Page layout parsing data:

==*==

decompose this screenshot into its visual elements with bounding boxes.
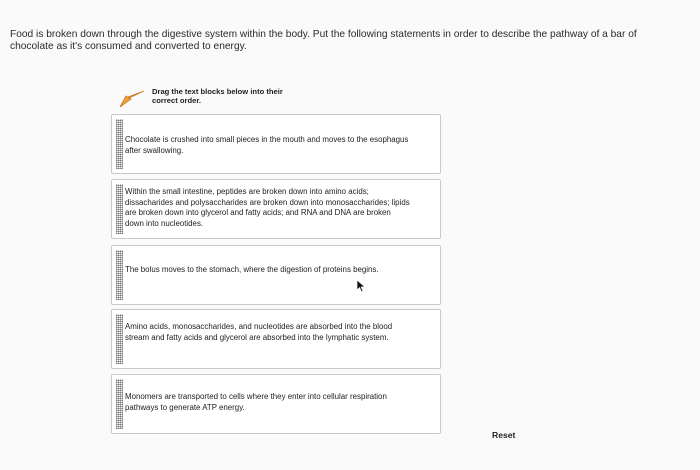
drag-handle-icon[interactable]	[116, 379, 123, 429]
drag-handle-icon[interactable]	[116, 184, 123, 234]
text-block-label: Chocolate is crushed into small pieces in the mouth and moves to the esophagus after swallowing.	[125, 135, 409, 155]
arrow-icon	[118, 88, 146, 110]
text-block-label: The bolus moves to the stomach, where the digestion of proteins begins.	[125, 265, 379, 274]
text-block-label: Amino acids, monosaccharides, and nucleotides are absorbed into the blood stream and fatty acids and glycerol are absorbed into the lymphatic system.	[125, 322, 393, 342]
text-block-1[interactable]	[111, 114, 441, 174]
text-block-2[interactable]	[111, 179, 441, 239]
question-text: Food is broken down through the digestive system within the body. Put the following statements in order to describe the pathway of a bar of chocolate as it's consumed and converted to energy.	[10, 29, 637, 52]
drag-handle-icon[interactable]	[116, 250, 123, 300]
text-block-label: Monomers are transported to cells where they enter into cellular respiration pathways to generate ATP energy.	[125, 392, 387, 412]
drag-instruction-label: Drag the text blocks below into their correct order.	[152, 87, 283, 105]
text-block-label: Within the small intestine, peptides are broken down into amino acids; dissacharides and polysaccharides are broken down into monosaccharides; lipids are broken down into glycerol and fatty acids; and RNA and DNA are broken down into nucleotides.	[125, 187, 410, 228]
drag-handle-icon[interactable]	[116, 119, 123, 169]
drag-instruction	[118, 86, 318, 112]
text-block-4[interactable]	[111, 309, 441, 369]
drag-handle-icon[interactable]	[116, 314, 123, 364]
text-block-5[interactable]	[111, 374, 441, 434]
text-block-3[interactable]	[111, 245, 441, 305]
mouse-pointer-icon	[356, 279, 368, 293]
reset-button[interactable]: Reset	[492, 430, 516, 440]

==*==

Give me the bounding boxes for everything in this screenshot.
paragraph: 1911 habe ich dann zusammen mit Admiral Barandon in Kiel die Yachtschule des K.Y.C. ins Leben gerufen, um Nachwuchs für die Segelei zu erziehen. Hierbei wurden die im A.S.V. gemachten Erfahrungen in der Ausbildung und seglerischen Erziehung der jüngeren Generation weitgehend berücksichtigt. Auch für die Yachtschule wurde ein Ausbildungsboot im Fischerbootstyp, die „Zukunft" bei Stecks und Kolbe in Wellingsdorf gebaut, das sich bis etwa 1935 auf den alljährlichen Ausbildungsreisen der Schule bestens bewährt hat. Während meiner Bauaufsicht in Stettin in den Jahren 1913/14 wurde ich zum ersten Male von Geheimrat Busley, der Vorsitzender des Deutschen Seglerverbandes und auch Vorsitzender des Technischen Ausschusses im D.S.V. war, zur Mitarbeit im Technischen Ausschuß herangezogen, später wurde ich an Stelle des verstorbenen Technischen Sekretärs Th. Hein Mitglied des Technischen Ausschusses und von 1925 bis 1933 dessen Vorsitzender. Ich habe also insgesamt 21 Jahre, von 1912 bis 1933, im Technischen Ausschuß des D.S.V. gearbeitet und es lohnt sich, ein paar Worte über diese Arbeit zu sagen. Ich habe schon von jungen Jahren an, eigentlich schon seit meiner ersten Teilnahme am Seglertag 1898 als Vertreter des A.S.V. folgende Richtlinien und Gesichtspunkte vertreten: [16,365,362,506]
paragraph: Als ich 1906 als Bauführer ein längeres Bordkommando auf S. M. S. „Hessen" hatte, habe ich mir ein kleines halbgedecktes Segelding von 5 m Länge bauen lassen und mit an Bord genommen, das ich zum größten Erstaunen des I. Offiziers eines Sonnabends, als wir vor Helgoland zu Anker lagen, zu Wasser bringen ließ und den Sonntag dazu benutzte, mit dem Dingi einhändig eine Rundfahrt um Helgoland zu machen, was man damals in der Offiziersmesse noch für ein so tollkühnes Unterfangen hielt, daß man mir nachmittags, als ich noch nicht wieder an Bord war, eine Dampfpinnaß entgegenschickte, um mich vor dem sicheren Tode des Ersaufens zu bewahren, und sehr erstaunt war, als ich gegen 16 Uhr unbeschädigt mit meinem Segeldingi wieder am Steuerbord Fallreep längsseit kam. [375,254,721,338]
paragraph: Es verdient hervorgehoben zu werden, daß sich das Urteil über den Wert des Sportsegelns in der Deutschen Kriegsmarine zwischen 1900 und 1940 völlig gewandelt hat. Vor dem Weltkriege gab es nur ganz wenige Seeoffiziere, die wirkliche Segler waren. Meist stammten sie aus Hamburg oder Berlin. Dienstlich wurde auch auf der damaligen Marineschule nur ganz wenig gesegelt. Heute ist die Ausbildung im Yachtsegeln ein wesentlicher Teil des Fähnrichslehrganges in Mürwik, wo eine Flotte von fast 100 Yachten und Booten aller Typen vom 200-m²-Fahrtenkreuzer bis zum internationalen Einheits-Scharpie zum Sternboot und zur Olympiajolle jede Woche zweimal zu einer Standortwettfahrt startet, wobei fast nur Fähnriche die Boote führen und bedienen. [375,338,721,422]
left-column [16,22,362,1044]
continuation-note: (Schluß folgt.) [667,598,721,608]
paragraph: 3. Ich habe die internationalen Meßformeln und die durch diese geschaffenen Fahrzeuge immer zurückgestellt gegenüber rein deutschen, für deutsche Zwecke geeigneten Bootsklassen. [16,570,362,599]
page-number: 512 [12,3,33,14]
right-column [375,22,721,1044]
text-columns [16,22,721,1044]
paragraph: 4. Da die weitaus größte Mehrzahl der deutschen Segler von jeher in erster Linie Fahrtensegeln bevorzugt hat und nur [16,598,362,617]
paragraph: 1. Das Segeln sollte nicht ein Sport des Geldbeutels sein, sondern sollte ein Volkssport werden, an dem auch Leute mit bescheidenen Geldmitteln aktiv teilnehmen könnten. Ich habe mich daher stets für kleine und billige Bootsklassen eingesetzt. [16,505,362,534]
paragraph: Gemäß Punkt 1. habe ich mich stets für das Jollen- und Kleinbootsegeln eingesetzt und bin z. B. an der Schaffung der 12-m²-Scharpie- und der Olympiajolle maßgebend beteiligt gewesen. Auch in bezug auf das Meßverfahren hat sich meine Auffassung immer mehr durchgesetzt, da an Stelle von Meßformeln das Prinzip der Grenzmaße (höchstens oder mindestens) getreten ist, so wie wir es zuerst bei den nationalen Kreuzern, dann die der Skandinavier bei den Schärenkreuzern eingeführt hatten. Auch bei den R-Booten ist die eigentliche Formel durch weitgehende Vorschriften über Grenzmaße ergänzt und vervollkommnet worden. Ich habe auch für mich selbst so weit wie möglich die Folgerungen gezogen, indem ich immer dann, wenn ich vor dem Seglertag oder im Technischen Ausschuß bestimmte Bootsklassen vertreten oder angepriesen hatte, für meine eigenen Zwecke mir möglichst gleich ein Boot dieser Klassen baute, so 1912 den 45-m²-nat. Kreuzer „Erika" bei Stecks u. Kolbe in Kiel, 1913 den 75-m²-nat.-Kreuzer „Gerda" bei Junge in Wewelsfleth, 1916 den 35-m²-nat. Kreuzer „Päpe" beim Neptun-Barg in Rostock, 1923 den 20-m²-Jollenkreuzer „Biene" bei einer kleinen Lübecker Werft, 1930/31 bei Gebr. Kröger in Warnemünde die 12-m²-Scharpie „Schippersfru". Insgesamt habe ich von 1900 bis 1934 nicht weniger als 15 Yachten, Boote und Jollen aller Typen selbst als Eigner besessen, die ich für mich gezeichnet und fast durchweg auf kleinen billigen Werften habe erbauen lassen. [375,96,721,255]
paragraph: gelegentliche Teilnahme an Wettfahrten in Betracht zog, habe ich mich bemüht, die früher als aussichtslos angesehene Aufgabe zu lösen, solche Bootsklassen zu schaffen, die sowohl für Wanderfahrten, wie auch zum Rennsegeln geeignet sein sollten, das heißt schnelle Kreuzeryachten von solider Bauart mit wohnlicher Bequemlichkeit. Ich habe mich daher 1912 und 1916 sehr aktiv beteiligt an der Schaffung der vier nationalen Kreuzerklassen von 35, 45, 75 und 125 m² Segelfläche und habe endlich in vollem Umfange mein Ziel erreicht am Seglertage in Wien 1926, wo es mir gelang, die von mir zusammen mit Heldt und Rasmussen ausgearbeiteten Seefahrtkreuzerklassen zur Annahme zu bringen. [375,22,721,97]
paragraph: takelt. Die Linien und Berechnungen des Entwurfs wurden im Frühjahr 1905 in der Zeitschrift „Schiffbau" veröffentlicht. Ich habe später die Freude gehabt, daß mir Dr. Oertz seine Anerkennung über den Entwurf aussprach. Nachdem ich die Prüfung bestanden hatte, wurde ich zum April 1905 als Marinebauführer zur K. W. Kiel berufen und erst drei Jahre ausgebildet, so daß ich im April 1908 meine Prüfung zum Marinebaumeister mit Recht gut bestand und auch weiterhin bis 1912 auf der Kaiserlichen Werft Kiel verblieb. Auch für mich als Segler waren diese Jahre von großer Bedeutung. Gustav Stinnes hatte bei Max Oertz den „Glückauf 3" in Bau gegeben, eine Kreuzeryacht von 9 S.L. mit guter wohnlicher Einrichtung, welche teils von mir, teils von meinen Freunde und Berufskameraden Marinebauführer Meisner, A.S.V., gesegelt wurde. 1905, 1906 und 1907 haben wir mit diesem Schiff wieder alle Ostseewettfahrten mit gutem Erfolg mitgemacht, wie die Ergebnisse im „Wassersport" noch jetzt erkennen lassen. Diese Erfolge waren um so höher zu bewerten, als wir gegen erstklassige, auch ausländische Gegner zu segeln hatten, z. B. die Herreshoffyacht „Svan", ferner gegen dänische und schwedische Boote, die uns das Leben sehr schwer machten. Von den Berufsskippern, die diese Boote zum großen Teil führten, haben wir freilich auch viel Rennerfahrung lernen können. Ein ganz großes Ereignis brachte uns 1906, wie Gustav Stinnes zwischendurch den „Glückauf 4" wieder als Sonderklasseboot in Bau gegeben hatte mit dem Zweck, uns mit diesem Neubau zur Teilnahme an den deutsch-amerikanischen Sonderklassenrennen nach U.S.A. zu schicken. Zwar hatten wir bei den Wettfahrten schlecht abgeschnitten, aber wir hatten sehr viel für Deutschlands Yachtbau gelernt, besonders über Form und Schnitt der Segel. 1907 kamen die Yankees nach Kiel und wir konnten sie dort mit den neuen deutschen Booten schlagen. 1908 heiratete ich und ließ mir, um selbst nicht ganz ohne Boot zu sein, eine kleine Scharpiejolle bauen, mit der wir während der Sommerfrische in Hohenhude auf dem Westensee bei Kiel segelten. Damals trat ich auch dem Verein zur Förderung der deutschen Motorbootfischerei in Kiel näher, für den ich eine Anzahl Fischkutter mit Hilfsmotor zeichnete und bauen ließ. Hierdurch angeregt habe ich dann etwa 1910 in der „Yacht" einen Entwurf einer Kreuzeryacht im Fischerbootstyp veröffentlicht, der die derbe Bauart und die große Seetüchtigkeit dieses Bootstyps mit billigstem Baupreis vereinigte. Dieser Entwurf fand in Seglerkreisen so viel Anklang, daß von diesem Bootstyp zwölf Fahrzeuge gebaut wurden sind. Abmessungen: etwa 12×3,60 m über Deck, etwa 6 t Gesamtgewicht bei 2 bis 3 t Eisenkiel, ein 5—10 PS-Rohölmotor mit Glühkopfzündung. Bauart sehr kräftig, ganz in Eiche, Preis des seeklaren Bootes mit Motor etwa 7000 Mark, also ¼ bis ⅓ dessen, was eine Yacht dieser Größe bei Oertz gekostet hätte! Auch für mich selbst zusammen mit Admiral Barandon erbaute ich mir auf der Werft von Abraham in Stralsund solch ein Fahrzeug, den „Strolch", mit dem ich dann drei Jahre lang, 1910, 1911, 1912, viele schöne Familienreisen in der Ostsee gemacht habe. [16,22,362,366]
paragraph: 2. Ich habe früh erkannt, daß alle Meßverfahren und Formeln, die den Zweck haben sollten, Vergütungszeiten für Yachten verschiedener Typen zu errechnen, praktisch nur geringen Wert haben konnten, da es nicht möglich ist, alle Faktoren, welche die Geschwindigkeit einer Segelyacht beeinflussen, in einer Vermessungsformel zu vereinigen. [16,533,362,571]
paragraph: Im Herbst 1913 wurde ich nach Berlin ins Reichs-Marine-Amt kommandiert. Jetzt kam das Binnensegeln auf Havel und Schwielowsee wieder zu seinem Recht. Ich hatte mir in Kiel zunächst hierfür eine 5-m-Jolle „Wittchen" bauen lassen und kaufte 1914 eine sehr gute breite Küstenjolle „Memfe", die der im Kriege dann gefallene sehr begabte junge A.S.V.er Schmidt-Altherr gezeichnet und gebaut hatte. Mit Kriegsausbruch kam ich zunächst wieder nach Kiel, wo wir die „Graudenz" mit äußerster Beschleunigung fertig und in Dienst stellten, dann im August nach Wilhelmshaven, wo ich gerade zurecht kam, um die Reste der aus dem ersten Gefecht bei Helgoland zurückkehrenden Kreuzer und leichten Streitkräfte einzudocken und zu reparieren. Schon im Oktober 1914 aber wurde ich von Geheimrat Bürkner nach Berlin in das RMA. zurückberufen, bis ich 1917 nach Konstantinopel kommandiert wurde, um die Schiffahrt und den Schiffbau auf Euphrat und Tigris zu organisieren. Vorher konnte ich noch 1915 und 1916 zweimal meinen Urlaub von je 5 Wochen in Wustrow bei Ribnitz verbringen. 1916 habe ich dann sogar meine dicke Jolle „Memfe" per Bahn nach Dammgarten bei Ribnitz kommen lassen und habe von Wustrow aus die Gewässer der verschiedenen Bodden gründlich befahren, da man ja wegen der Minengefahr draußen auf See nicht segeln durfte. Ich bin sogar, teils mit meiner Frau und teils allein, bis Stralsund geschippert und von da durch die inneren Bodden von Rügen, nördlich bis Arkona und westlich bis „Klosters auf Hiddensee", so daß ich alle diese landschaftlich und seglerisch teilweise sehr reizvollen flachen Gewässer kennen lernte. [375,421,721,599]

==*==

▸ TASK TO COMPLETE: Look through the entries and return each line that has the word "broken" in it.

▸ REPLY:
question-text: Food is broken down through the digestive system within the body. Put the following statements in order to describe the pathway of a bar of chocolate as it's consumed and converted to energy.	[10, 29, 637, 52]
text-block-label: Within the small intestine, peptides are broken down into amino acids; dissacharides and polysaccharides are broken down into monosaccharides; lipids are broken down into glycerol and fatty acids; and RNA and DNA are broken down into nucleotides.	[125, 187, 410, 228]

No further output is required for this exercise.